(Records)
* begin *

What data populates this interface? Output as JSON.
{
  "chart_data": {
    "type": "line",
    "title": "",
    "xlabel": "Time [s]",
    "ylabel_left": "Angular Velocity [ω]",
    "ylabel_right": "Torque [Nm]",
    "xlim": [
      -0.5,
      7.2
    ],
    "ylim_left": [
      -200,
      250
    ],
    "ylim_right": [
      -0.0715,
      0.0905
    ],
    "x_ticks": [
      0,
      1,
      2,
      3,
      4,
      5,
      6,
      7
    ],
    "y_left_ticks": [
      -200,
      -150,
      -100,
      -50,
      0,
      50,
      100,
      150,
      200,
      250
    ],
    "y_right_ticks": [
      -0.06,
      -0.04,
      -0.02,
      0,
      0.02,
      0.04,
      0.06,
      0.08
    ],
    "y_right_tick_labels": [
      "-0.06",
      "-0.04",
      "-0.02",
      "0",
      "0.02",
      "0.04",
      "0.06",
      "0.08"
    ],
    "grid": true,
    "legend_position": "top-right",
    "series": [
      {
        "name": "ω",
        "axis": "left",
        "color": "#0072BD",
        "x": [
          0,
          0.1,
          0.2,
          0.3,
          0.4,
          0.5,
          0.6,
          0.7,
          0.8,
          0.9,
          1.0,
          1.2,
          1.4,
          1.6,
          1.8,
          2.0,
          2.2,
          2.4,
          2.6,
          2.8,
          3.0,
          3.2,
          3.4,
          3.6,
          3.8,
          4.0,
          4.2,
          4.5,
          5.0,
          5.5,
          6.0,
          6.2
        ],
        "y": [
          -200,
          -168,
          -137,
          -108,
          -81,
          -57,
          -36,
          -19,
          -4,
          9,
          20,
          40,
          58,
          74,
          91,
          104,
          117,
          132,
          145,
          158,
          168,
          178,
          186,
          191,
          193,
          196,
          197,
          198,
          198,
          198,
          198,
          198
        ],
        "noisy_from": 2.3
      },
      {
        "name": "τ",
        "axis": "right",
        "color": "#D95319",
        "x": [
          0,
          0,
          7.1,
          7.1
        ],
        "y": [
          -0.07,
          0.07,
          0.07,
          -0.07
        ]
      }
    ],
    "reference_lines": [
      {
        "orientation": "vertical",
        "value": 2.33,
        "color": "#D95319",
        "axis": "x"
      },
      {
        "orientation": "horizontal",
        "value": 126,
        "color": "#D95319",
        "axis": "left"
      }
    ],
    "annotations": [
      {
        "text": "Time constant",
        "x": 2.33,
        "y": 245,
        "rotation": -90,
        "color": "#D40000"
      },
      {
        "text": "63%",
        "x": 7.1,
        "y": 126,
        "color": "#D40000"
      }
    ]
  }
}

* end *

> What you are asked to do
Repeat the lines above exactly.

> Answer for the task
What data populates this interface? Output as JSON.
{
  "chart_data": {
    "type": "line",
    "title": "",
    "xlabel": "Time [s]",
    "ylabel_left": "Angular Velocity [ω]",
    "ylabel_right": "Torque [Nm]",
    "xlim": [
      -0.5,
      7.2
    ],
    "ylim_left": [
      -200,
      250
    ],
    "ylim_right": [
      -0.0715,
      0.0905
    ],
    "x_ticks": [
      0,
      1,
      2,
      3,
      4,
      5,
      6,
      7
    ],
    "y_left_ticks": [
      -200,
      -150,
      -100,
      -50,
      0,
      50,
      100,
      150,
      200,
      250
    ],
    "y_right_ticks": [
      -0.06,
      -0.04,
      -0.02,
      0,
      0.02,
      0.04,
      0.06,
      0.08
    ],
    "y_right_tick_labels": [
      "-0.06",
      "-0.04",
      "-0.02",
      "0",
      "0.02",
      "0.04",
      "0.06",
      "0.08"
    ],
    "grid": true,
    "legend_position": "top-right",
    "series": [
      {
        "name": "ω",
        "axis": "left",
        "color": "#0072BD",
        "x": [
          0,
          0.1,
          0.2,
          0.3,
          0.4,
          0.5,
          0.6,
          0.7,
          0.8,
          0.9,
          1.0,
          1.2,
          1.4,
          1.6,
          1.8,
          2.0,
          2.2,
          2.4,
          2.6,
          2.8,
          3.0,
          3.2,
          3.4,
          3.6,
          3.8,
          4.0,
          4.2,
          4.5,
          5.0,
          5.5,
          6.0,
          6.2
        ],
        "y": [
          -200,
          -168,
          -137,
          -108,
          -81,
          -57,
          -36,
          -19,
          -4,
          9,
          20,
          40,
          58,
          74,
          91,
          104,
          117,
          132,
          145,
          158,
          168,
          178,
          186,
          191,
          193,
          196,
          197,
          198,
          198,
          198,
          198,
          198
        ],
        "noisy_from": 2.3
      },
      {
        "name": "τ",
        "axis": "right",
        "color": "#D95319",
        "x": [
          0,
          0,
          7.1,
          7.1
        ],
        "y": [
          -0.07,
          0.07,
          0.07,
          -0.07
        ]
      }
    ],
    "reference_lines": [
      {
        "orientation": "vertical",
        "value": 2.33,
        "color": "#D95319",
        "axis": "x"
      },
      {
        "orientation": "horizontal",
        "value": 126,
        "color": "#D95319",
        "axis": "left"
      }
    ],
    "annotations": [
      {
        "text": "Time constant",
        "x": 2.33,
        "y": 245,
        "rotation": -90,
        "color": "#D40000"
      },
      {
        "text": "63%",
        "x": 7.1,
        "y": 126,
        "color": "#D40000"
      }
    ]
  }
}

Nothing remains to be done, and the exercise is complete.